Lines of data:

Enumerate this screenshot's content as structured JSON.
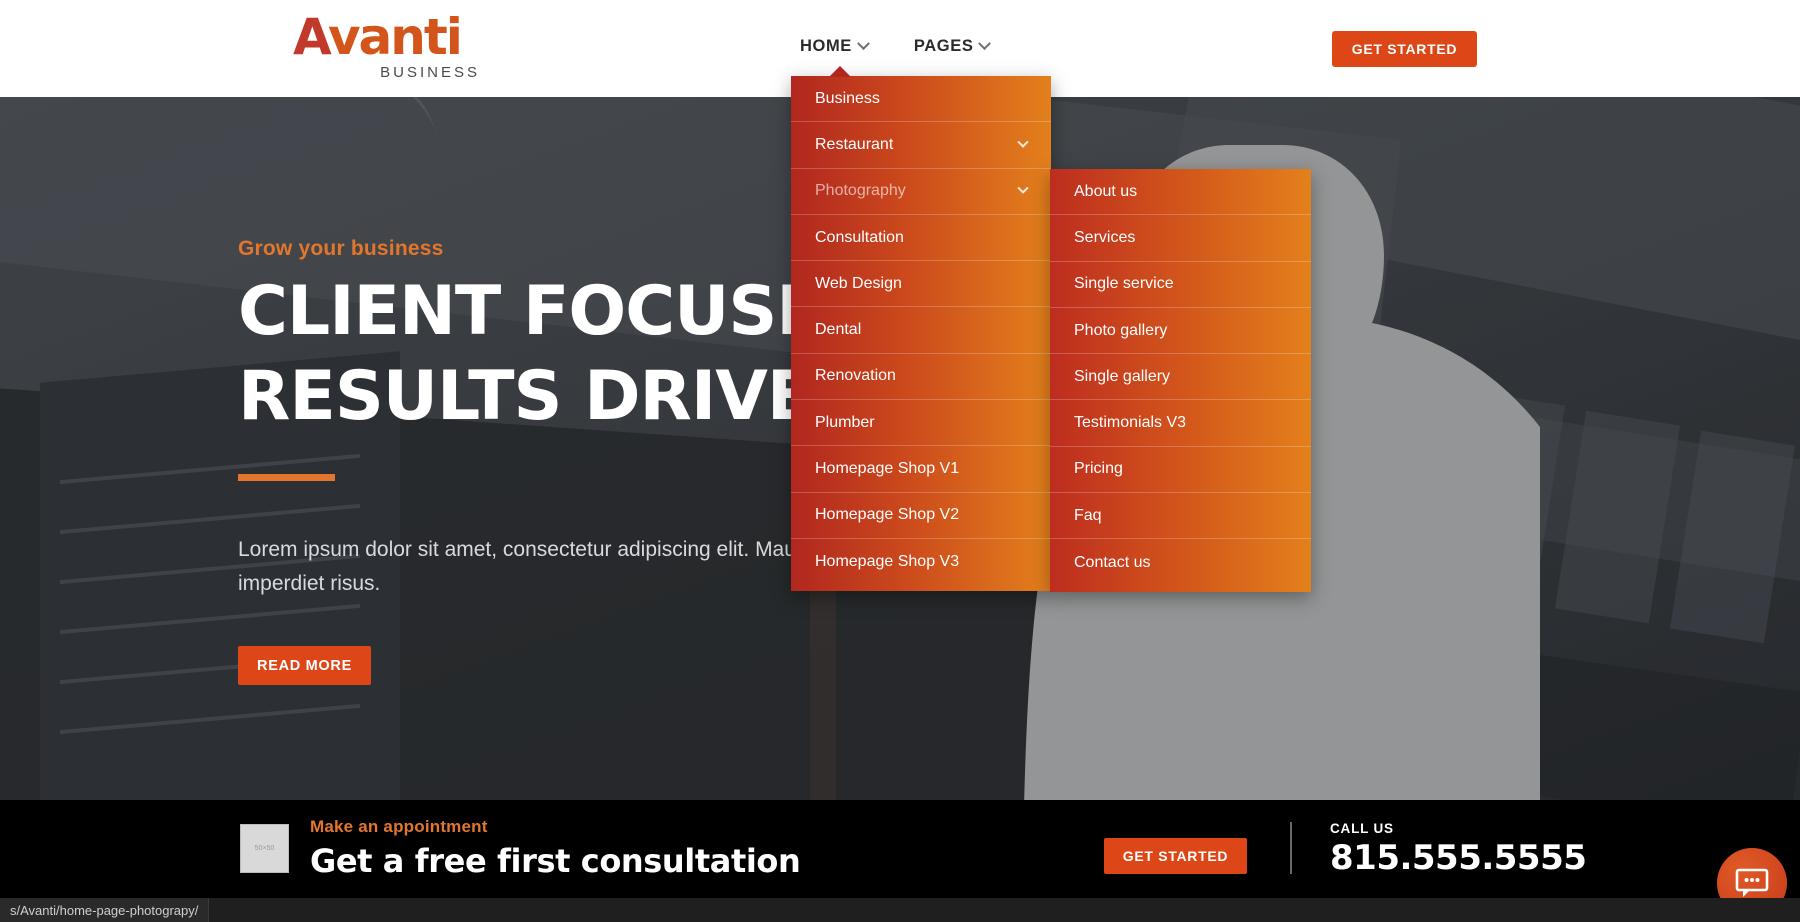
{
  "header": {
    "logo": {
      "word_accent": "A",
      "word_rest": "vanti",
      "subtitle": "BUSINESS"
    },
    "nav": [
      {
        "label": "HOME",
        "has_caret": true
      },
      {
        "label": "PAGES",
        "has_caret": true
      }
    ],
    "cta_button": "GET STARTED"
  },
  "dropdown_home": {
    "items": [
      {
        "label": "Business",
        "submenu": false,
        "dimmed": false
      },
      {
        "label": "Restaurant",
        "submenu": true,
        "dimmed": false
      },
      {
        "label": "Photography",
        "submenu": true,
        "dimmed": true
      },
      {
        "label": "Consultation",
        "submenu": false,
        "dimmed": false
      },
      {
        "label": "Web Design",
        "submenu": false,
        "dimmed": false
      },
      {
        "label": "Dental",
        "submenu": false,
        "dimmed": false
      },
      {
        "label": "Renovation",
        "submenu": false,
        "dimmed": false
      },
      {
        "label": "Plumber",
        "submenu": false,
        "dimmed": false
      },
      {
        "label": "Homepage Shop V1",
        "submenu": false,
        "dimmed": false
      },
      {
        "label": "Homepage Shop V2",
        "submenu": false,
        "dimmed": false
      },
      {
        "label": "Homepage Shop V3",
        "submenu": false,
        "dimmed": false
      }
    ]
  },
  "dropdown_photography": {
    "items": [
      {
        "label": "About us"
      },
      {
        "label": "Services"
      },
      {
        "label": "Single service"
      },
      {
        "label": "Photo gallery"
      },
      {
        "label": "Single gallery"
      },
      {
        "label": "Testimonials V3"
      },
      {
        "label": "Pricing"
      },
      {
        "label": "Faq"
      },
      {
        "label": "Contact us"
      }
    ]
  },
  "hero": {
    "eyebrow": "Grow your business",
    "title_line1": "CLIENT FOCUSED",
    "title_line2": "RESULTS DRIVEN",
    "paragraph": "Lorem ipsum dolor sit amet, consectetur adipiscing elit. Mauris imperdiet risus.",
    "button": "READ MORE"
  },
  "cta_bar": {
    "thumb_label": "50×50",
    "small_text": "Make an appointment",
    "big_text": "Get a free first consultation",
    "button": "GET STARTED",
    "call_label": "CALL US",
    "phone": "815.555.5555"
  },
  "chat_widget": {
    "icon": "chat-bubble-icon"
  },
  "status_bar": {
    "url": "s/Avanti/home-page-photograpy/"
  },
  "colors": {
    "accent_orange": "#dd4718",
    "eyebrow_orange": "#e2762c",
    "menu_gradient_start": "#b1271f",
    "menu_gradient_end": "#e3801c",
    "logo_red": "#c0392b",
    "logo_orange": "#d3551c",
    "bar_black": "#000000"
  }
}
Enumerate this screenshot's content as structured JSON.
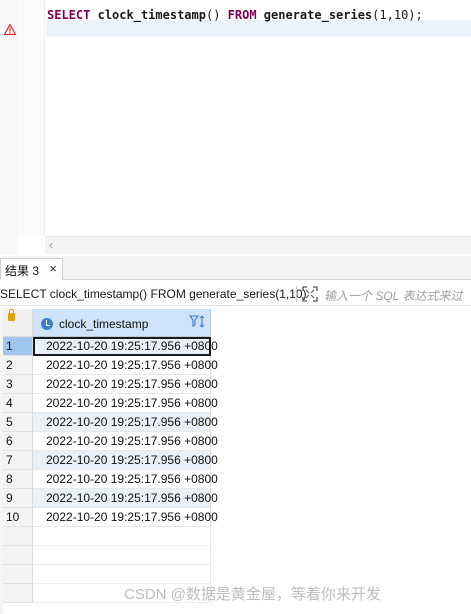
{
  "editor": {
    "code_keyword_select": "SELECT",
    "code_func": "clock_timestamp",
    "code_parens": "()",
    "code_keyword_from": "FROM",
    "code_func2": "generate_series",
    "code_args": "(1,10);"
  },
  "results": {
    "tab_label": "结果 3",
    "tab_close": "×",
    "query_text": "SELECT clock_timestamp() FROM generate_series(1,10)",
    "filter_placeholder": "输入一个 SQL 表达式来过",
    "column_header": "clock_timestamp",
    "rows": [
      {
        "num": "1",
        "value": "2022-10-20 19:25:17.956 +0800"
      },
      {
        "num": "2",
        "value": "2022-10-20 19:25:17.956 +0800"
      },
      {
        "num": "3",
        "value": "2022-10-20 19:25:17.956 +0800"
      },
      {
        "num": "4",
        "value": "2022-10-20 19:25:17.956 +0800"
      },
      {
        "num": "5",
        "value": "2022-10-20 19:25:17.956 +0800"
      },
      {
        "num": "6",
        "value": "2022-10-20 19:25:17.956 +0800"
      },
      {
        "num": "7",
        "value": "2022-10-20 19:25:17.956 +0800"
      },
      {
        "num": "8",
        "value": "2022-10-20 19:25:17.956 +0800"
      },
      {
        "num": "9",
        "value": "2022-10-20 19:25:17.956 +0800"
      },
      {
        "num": "10",
        "value": "2022-10-20 19:25:17.956 +0800"
      }
    ]
  },
  "watermark": "CSDN @数据是黄金屋，等着你来开发",
  "icons": {
    "warning": "warning-icon",
    "lock": "lock-icon",
    "clock": "clock-icon",
    "sort_filter": "filter-sort-icon",
    "expand": "expand-icon"
  },
  "colors": {
    "keyword": "#7f0055",
    "header_bg": "#cfe3f8",
    "selected_row": "#9fc6ee",
    "alt_row": "#e9f0fa"
  }
}
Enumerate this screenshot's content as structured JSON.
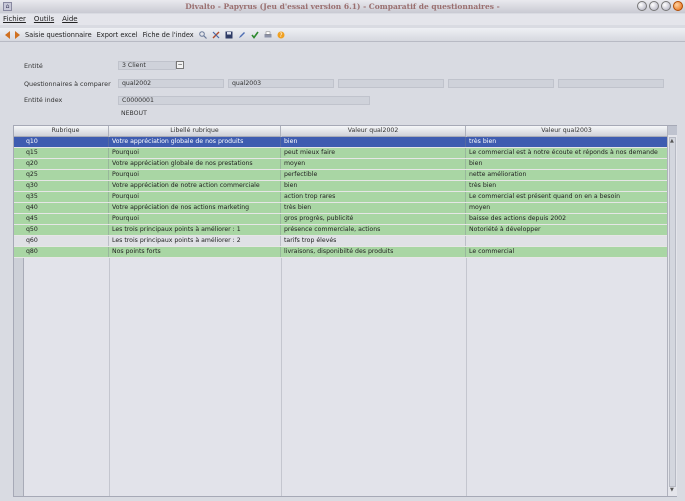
{
  "window": {
    "title": "Divalto - Papyrus (Jeu d'essai version 6.1) - Comparatif de questionnaires -"
  },
  "menu": [
    "Fichier",
    "Outils",
    "Aide"
  ],
  "toolbar": {
    "entry_label": "Saisie questionnaire",
    "export_label": "Export excel",
    "index_label": "Fiche de l'index"
  },
  "form": {
    "entity_label": "Entité",
    "entity_value": "3 Client",
    "compare_label": "Questionnaires à comparer",
    "compare_1": "qual2002",
    "compare_2": "qual2003",
    "index_label": "Entité index",
    "index_code": "C0000001",
    "index_name": "NEBOUT"
  },
  "table": {
    "headers": [
      "Rubrique",
      "Libellé rubrique",
      "Valeur qual2002",
      "Valeur qual2003"
    ],
    "rows": [
      {
        "code": "q10",
        "label": "Votre appréciation globale de nos produits",
        "v2002": "bien",
        "v2003": "très bien",
        "state": "selected"
      },
      {
        "code": "q15",
        "label": "Pourquoi",
        "v2002": "peut mieux faire",
        "v2003": "Le commercial est à notre écoute et réponds à nos demande",
        "state": "green"
      },
      {
        "code": "q20",
        "label": "Votre appréciation globale de nos prestations",
        "v2002": "moyen",
        "v2003": "bien",
        "state": "green"
      },
      {
        "code": "q25",
        "label": "Pourquoi",
        "v2002": "perfectible",
        "v2003": "nette amélioration",
        "state": "green"
      },
      {
        "code": "q30",
        "label": "Votre appréciation de notre action commerciale",
        "v2002": "bien",
        "v2003": "très bien",
        "state": "green"
      },
      {
        "code": "q35",
        "label": "Pourquoi",
        "v2002": "action trop rares",
        "v2003": "Le commercial est présent quand on en a besoin",
        "state": "green"
      },
      {
        "code": "q40",
        "label": "Votre appréciation de nos actions marketing",
        "v2002": "très bien",
        "v2003": "moyen",
        "state": "green"
      },
      {
        "code": "q45",
        "label": "Pourquoi",
        "v2002": "gros progrès, publicité",
        "v2003": "baisse des actions depuis 2002",
        "state": "green"
      },
      {
        "code": "q50",
        "label": "Les trois principaux points à améliorer : 1",
        "v2002": "présence commerciale, actions",
        "v2003": "Notoriété à développer",
        "state": "green"
      },
      {
        "code": "q60",
        "label": "Les trois principaux points à améliorer : 2",
        "v2002": "tarifs trop élevés",
        "v2003": "",
        "state": "gray"
      },
      {
        "code": "q80",
        "label": "Nos points forts",
        "v2002": "livraisons, disponibilté des produits",
        "v2003": "Le commercial",
        "state": "green"
      }
    ]
  },
  "colors": {
    "selected_row": "#3e5cb0",
    "green_row": "#a9d6a4",
    "gray_row": "#e0e1e6",
    "toolbar_arrow": "#d07020"
  }
}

Task description: Reproduce the entries above without change, omitting all pictures.

Exercise result:
Enumerate this screenshot's content as structured JSON.
{
  "header": {
    "logo": {
      "word_accent": "A",
      "word_rest": "vanti",
      "subtitle": "BUSINESS"
    },
    "nav": [
      {
        "label": "HOME",
        "has_caret": true
      },
      {
        "label": "PAGES",
        "has_caret": true
      }
    ],
    "cta_button": "GET STARTED"
  },
  "dropdown_home": {
    "items": [
      {
        "label": "Business",
        "submenu": false,
        "dimmed": false
      },
      {
        "label": "Restaurant",
        "submenu": true,
        "dimmed": false
      },
      {
        "label": "Photography",
        "submenu": true,
        "dimmed": true
      },
      {
        "label": "Consultation",
        "submenu": false,
        "dimmed": false
      },
      {
        "label": "Web Design",
        "submenu": false,
        "dimmed": false
      },
      {
        "label": "Dental",
        "submenu": false,
        "dimmed": false
      },
      {
        "label": "Renovation",
        "submenu": false,
        "dimmed": false
      },
      {
        "label": "Plumber",
        "submenu": false,
        "dimmed": false
      },
      {
        "label": "Homepage Shop V1",
        "submenu": false,
        "dimmed": false
      },
      {
        "label": "Homepage Shop V2",
        "submenu": false,
        "dimmed": false
      },
      {
        "label": "Homepage Shop V3",
        "submenu": false,
        "dimmed": false
      }
    ]
  },
  "dropdown_photography": {
    "items": [
      {
        "label": "About us"
      },
      {
        "label": "Services"
      },
      {
        "label": "Single service"
      },
      {
        "label": "Photo gallery"
      },
      {
        "label": "Single gallery"
      },
      {
        "label": "Testimonials V3"
      },
      {
        "label": "Pricing"
      },
      {
        "label": "Faq"
      },
      {
        "label": "Contact us"
      }
    ]
  },
  "hero": {
    "eyebrow": "Grow your business",
    "title_line1": "CLIENT FOCUSED",
    "title_line2": "RESULTS DRIVEN",
    "paragraph": "Lorem ipsum dolor sit amet, consectetur adipiscing elit. Mauris imperdiet risus.",
    "button": "READ MORE"
  },
  "cta_bar": {
    "thumb_label": "50×50",
    "small_text": "Make an appointment",
    "big_text": "Get a free first consultation",
    "button": "GET STARTED",
    "call_label": "CALL US",
    "phone": "815.555.5555"
  },
  "chat_widget": {
    "icon": "chat-bubble-icon"
  },
  "status_bar": {
    "url": "s/Avanti/home-page-photograpy/"
  },
  "colors": {
    "accent_orange": "#dd4718",
    "eyebrow_orange": "#e2762c",
    "menu_gradient_start": "#b1271f",
    "menu_gradient_end": "#e3801c",
    "logo_red": "#c0392b",
    "logo_orange": "#d3551c",
    "bar_black": "#000000"
  }
}
Enumerate this screenshot's content as structured JSON.
{
  "editor": {
    "code_keyword_select": "SELECT",
    "code_func": "clock_timestamp",
    "code_parens": "()",
    "code_keyword_from": "FROM",
    "code_func2": "generate_series",
    "code_args": "(1,10);"
  },
  "results": {
    "tab_label": "结果 3",
    "tab_close": "×",
    "query_text": "SELECT clock_timestamp() FROM generate_series(1,10)",
    "filter_placeholder": "输入一个 SQL 表达式来过",
    "column_header": "clock_timestamp",
    "rows": [
      {
        "num": "1",
        "value": "2022-10-20 19:25:17.956 +0800"
      },
      {
        "num": "2",
        "value": "2022-10-20 19:25:17.956 +0800"
      },
      {
        "num": "3",
        "value": "2022-10-20 19:25:17.956 +0800"
      },
      {
        "num": "4",
        "value": "2022-10-20 19:25:17.956 +0800"
      },
      {
        "num": "5",
        "value": "2022-10-20 19:25:17.956 +0800"
      },
      {
        "num": "6",
        "value": "2022-10-20 19:25:17.956 +0800"
      },
      {
        "num": "7",
        "value": "2022-10-20 19:25:17.956 +0800"
      },
      {
        "num": "8",
        "value": "2022-10-20 19:25:17.956 +0800"
      },
      {
        "num": "9",
        "value": "2022-10-20 19:25:17.956 +0800"
      },
      {
        "num": "10",
        "value": "2022-10-20 19:25:17.956 +0800"
      }
    ]
  },
  "watermark": "CSDN @数据是黄金屋，等着你来开发",
  "icons": {
    "warning": "warning-icon",
    "lock": "lock-icon",
    "clock": "clock-icon",
    "sort_filter": "filter-sort-icon",
    "expand": "expand-icon"
  },
  "colors": {
    "keyword": "#7f0055",
    "header_bg": "#cfe3f8",
    "selected_row": "#9fc6ee",
    "alt_row": "#e9f0fa"
  }
}
Enumerate this screenshot's content as structured JSON.
{
  "window": {
    "title": "Divalto - Papyrus (Jeu d'essai version 6.1) - Comparatif de questionnaires -"
  },
  "menu": [
    "Fichier",
    "Outils",
    "Aide"
  ],
  "toolbar": {
    "entry_label": "Saisie questionnaire",
    "export_label": "Export excel",
    "index_label": "Fiche de l'index"
  },
  "form": {
    "entity_label": "Entité",
    "entity_value": "3 Client",
    "compare_label": "Questionnaires à comparer",
    "compare_1": "qual2002",
    "compare_2": "qual2003",
    "index_label": "Entité index",
    "index_code": "C0000001",
    "index_name": "NEBOUT"
  },
  "table": {
    "headers": [
      "Rubrique",
      "Libellé rubrique",
      "Valeur qual2002",
      "Valeur qual2003"
    ],
    "rows": [
      {
        "code": "q10",
        "label": "Votre appréciation globale de nos produits",
        "v2002": "bien",
        "v2003": "très bien",
        "state": "selected"
      },
      {
        "code": "q15",
        "label": "Pourquoi",
        "v2002": "peut mieux faire",
        "v2003": "Le commercial est à notre écoute et réponds à nos demande",
        "state": "green"
      },
      {
        "code": "q20",
        "label": "Votre appréciation globale de nos prestations",
        "v2002": "moyen",
        "v2003": "bien",
        "state": "green"
      },
      {
        "code": "q25",
        "label": "Pourquoi",
        "v2002": "perfectible",
        "v2003": "nette amélioration",
        "state": "green"
      },
      {
        "code": "q30",
        "label": "Votre appréciation de notre action commerciale",
        "v2002": "bien",
        "v2003": "très bien",
        "state": "green"
      },
      {
        "code": "q35",
        "label": "Pourquoi",
        "v2002": "action trop rares",
        "v2003": "Le commercial est présent quand on en a besoin",
        "state": "green"
      },
      {
        "code": "q40",
        "label": "Votre appréciation de nos actions marketing",
        "v2002": "très bien",
        "v2003": "moyen",
        "state": "green"
      },
      {
        "code": "q45",
        "label": "Pourquoi",
        "v2002": "gros progrès, publicité",
        "v2003": "baisse des actions depuis 2002",
        "state": "green"
      },
      {
        "code": "q50",
        "label": "Les trois principaux points à améliorer : 1",
        "v2002": "présence commerciale, actions",
        "v2003": "Notoriété à développer",
        "state": "green"
      },
      {
        "code": "q60",
        "label": "Les trois principaux points à améliorer : 2",
        "v2002": "tarifs trop élevés",
        "v2003": "",
        "state": "gray"
      },
      {
        "code": "q80",
        "label": "Nos points forts",
        "v2002": "livraisons, disponibilté des produits",
        "v2003": "Le commercial",
        "state": "green"
      }
    ]
  },
  "colors": {
    "selected_row": "#3e5cb0",
    "green_row": "#a9d6a4",
    "gray_row": "#e0e1e6",
    "toolbar_arrow": "#d07020"
  }
}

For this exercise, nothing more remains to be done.